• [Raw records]
┏━━

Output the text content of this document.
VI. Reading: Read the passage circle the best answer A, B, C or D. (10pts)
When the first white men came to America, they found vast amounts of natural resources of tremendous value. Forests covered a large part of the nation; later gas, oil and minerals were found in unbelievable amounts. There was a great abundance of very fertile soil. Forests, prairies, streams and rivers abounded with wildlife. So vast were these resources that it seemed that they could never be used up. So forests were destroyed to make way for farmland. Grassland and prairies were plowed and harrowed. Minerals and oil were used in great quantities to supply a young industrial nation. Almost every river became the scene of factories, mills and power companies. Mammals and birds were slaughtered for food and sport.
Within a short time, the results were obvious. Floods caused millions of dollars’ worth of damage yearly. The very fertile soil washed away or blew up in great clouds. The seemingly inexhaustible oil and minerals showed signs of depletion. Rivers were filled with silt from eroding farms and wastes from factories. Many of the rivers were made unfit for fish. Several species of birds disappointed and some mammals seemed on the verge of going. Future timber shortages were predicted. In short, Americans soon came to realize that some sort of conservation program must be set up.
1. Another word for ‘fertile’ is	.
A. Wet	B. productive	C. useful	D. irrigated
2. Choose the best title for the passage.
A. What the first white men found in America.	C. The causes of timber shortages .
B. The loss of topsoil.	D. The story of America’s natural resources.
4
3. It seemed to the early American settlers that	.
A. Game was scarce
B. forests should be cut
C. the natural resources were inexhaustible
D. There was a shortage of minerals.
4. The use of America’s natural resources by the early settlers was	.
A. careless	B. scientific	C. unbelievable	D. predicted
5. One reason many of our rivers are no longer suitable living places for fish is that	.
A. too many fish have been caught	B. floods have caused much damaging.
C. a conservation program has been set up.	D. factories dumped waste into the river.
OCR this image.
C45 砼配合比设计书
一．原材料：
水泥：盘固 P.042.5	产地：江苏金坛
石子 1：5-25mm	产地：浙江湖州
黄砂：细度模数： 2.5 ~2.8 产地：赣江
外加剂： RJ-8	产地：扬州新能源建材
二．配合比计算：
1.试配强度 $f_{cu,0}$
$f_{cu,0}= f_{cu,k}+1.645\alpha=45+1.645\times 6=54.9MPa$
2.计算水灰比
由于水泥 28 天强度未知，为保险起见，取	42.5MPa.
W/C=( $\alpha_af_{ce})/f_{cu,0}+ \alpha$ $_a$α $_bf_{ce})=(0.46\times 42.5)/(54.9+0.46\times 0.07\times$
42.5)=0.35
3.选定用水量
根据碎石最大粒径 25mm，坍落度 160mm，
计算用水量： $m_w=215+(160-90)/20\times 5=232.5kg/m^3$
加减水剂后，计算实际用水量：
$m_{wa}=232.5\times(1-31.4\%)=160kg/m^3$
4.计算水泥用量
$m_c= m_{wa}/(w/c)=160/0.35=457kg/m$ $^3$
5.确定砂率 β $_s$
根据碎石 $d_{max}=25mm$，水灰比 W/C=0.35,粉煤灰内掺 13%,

┗━━
┏━━

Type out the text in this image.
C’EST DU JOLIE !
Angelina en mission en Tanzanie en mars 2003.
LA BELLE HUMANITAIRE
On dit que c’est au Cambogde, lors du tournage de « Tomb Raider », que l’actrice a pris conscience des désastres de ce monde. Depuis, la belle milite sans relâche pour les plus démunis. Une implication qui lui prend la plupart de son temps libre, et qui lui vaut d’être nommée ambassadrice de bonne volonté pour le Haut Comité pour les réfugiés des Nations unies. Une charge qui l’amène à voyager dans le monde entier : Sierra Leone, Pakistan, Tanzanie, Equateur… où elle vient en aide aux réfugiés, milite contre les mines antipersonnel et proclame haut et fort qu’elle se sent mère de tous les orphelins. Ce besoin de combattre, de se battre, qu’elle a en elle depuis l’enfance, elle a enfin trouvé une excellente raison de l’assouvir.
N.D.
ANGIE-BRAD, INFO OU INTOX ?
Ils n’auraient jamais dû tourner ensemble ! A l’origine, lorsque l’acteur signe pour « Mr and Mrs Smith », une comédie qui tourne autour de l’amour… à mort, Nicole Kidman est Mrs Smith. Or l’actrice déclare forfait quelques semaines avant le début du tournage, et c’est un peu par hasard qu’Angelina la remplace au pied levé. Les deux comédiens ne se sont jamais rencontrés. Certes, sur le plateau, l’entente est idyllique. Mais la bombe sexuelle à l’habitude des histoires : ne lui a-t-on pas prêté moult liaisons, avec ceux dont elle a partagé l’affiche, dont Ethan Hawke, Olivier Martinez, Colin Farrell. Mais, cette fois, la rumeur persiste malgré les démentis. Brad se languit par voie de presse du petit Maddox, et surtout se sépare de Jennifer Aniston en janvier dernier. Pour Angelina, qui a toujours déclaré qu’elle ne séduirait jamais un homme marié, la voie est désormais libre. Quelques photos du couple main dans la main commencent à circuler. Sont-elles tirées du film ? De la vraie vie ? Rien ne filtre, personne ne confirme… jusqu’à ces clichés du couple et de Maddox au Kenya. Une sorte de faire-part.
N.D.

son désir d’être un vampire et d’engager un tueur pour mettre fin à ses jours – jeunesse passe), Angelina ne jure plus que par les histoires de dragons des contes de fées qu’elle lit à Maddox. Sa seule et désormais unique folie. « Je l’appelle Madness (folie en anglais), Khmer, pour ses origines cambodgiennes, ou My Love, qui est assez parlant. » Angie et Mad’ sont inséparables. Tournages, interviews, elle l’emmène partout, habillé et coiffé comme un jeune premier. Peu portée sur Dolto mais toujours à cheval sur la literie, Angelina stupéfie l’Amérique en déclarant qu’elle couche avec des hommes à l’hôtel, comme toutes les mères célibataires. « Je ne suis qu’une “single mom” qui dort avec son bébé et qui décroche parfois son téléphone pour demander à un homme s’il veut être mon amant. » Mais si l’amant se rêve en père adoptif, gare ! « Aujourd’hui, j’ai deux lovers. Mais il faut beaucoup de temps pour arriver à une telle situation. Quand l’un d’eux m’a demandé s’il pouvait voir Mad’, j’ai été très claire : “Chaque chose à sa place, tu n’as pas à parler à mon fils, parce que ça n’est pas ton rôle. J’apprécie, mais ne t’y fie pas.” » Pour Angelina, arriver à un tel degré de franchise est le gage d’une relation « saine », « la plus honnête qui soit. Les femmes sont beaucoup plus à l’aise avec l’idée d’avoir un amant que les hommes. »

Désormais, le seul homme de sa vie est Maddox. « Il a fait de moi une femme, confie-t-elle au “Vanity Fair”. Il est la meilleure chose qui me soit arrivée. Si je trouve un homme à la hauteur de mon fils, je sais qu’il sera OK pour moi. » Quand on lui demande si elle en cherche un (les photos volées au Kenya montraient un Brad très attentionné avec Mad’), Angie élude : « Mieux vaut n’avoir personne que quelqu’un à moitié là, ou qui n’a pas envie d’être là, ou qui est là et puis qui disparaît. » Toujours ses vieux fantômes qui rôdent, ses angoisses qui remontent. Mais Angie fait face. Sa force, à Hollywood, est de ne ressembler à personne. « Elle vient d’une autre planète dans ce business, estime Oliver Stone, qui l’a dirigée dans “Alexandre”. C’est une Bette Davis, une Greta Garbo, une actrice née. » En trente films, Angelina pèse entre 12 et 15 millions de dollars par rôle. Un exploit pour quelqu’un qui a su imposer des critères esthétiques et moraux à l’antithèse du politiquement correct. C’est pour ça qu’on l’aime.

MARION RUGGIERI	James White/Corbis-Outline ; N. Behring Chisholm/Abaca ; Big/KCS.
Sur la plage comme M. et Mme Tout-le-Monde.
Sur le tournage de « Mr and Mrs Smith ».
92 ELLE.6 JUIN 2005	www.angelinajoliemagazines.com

┗━━
┏━━

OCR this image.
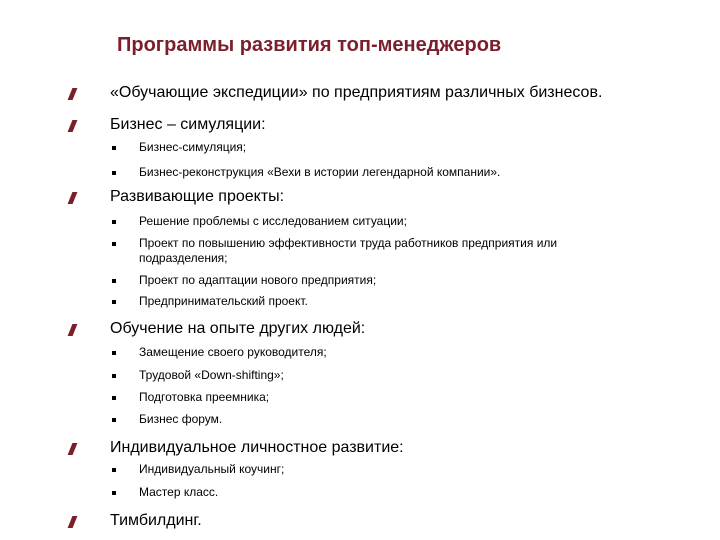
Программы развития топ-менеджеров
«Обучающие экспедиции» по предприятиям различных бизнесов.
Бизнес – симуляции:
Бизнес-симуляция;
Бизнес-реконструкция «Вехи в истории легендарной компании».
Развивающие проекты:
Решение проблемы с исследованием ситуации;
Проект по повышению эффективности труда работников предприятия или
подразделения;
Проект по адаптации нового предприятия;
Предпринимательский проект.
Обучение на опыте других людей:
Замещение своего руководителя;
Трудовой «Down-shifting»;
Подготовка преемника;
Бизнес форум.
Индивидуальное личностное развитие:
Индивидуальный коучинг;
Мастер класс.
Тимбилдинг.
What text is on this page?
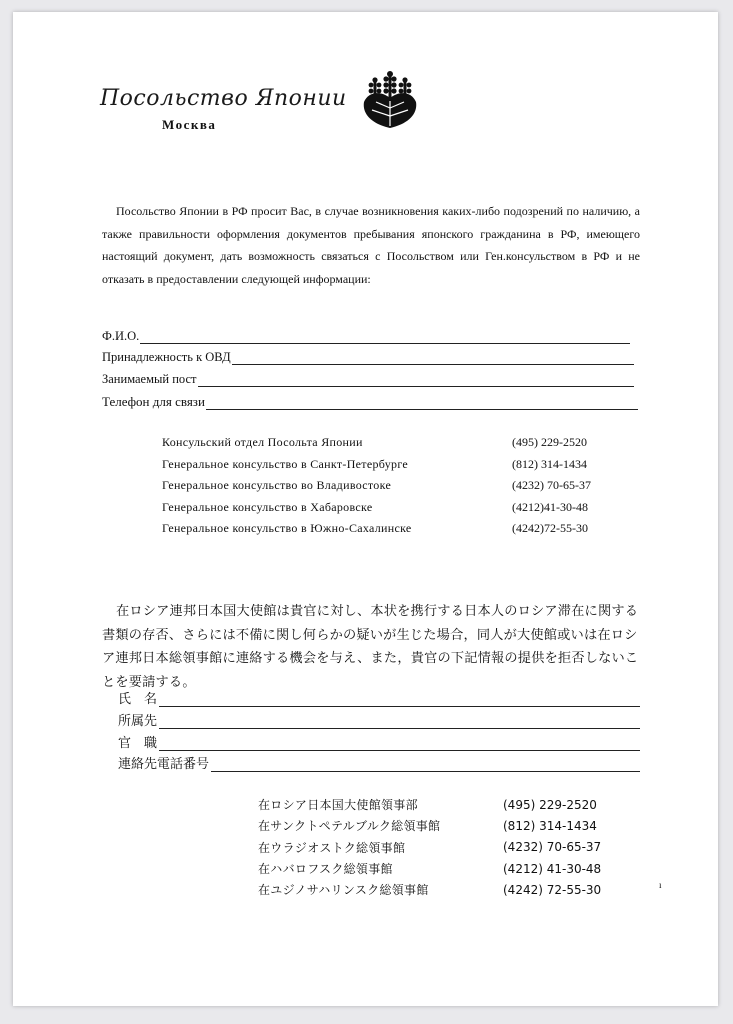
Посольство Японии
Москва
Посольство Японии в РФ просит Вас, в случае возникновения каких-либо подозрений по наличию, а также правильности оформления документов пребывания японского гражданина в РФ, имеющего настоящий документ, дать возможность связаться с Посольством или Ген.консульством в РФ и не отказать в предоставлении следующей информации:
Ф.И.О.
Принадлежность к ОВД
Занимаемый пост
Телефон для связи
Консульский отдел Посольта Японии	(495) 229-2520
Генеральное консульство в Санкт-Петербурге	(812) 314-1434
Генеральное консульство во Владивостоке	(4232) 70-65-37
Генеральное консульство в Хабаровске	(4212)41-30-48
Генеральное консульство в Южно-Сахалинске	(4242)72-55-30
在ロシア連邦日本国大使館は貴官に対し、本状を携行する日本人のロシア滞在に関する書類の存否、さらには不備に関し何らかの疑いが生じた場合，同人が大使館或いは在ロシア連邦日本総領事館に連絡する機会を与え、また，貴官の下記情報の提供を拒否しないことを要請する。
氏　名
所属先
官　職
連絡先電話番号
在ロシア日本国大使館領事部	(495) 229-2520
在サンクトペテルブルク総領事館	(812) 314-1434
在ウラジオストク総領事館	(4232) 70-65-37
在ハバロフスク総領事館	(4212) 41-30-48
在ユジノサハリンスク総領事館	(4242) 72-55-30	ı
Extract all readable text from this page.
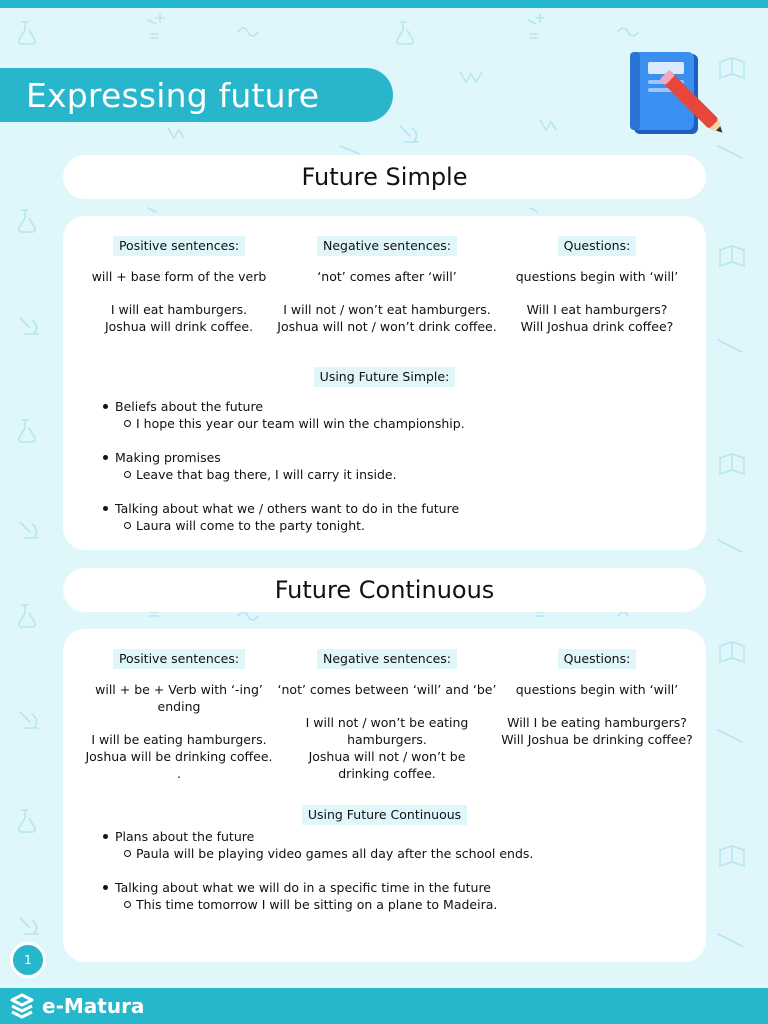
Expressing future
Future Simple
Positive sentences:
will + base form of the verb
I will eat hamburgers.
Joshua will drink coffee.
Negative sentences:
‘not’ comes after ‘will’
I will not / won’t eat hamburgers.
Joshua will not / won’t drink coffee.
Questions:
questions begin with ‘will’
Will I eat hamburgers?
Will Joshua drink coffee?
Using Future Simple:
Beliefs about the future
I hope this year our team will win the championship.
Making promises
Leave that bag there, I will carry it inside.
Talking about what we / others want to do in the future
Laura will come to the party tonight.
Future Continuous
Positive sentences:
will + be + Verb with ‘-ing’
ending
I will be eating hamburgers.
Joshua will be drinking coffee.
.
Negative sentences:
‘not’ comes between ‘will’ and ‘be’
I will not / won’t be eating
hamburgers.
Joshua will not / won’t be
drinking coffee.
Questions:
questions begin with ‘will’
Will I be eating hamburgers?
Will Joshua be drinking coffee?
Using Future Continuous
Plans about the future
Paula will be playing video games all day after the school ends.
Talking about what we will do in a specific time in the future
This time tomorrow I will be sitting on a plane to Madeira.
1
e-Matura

┗━━

• [The problem]
Where a line of the records above holds the word "after", copy that line.

• [Output of the task]
‘not’ comes after ‘will’
Paula will be playing video games all day after the school ends.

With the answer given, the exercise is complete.